BEGIN Stored records

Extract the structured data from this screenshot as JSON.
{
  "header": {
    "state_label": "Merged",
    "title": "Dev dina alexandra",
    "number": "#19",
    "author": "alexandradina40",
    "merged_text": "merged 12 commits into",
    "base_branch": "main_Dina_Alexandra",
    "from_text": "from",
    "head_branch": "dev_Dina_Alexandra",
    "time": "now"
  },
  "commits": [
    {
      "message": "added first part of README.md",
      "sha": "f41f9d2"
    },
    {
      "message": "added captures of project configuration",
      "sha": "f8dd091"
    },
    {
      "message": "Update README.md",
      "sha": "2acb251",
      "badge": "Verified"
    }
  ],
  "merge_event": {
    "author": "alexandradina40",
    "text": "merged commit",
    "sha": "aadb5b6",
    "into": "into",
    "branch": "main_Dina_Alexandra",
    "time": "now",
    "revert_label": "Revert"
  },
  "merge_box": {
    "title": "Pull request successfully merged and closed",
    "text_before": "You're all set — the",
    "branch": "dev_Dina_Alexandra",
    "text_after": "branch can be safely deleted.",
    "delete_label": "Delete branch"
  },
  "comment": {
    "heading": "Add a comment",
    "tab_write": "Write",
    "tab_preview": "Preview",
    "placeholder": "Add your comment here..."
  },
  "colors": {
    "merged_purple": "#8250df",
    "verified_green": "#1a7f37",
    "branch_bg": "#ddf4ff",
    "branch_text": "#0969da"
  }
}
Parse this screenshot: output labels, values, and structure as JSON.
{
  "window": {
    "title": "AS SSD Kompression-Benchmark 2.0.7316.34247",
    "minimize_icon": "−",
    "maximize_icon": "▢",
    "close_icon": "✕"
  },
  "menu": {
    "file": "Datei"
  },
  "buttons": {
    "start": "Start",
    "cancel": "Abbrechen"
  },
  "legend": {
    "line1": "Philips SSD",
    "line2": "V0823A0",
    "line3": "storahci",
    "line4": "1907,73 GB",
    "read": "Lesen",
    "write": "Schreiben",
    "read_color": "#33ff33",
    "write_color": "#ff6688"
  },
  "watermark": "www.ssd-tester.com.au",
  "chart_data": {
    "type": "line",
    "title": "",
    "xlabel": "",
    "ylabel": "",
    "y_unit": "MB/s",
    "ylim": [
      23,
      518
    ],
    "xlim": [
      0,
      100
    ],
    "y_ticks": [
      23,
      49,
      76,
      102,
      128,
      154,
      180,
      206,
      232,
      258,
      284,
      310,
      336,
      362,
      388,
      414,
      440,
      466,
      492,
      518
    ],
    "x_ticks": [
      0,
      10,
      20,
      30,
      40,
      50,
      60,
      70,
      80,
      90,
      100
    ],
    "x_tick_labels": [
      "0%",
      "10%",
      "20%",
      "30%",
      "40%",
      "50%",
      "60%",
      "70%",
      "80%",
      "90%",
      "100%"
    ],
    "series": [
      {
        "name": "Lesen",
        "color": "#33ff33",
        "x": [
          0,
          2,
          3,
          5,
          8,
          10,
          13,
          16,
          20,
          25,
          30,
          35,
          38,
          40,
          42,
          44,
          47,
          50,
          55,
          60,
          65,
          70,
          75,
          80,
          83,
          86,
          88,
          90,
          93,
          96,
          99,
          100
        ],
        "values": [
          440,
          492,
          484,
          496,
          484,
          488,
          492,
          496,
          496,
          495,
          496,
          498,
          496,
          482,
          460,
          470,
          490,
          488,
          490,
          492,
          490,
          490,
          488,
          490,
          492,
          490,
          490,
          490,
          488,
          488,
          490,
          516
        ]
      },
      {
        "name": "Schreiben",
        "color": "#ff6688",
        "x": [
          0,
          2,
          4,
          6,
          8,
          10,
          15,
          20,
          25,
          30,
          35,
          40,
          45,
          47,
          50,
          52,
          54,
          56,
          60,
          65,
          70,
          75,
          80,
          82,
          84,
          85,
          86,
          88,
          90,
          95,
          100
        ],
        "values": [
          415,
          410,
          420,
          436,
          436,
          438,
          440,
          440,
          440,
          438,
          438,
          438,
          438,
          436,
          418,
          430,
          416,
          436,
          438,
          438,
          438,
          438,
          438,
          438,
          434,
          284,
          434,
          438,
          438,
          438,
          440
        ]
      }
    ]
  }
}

END Stored records

Copy out every line of the data that includes "into".

■ The reply
    "merged_text": "merged 12 commits into",
    "into": "into",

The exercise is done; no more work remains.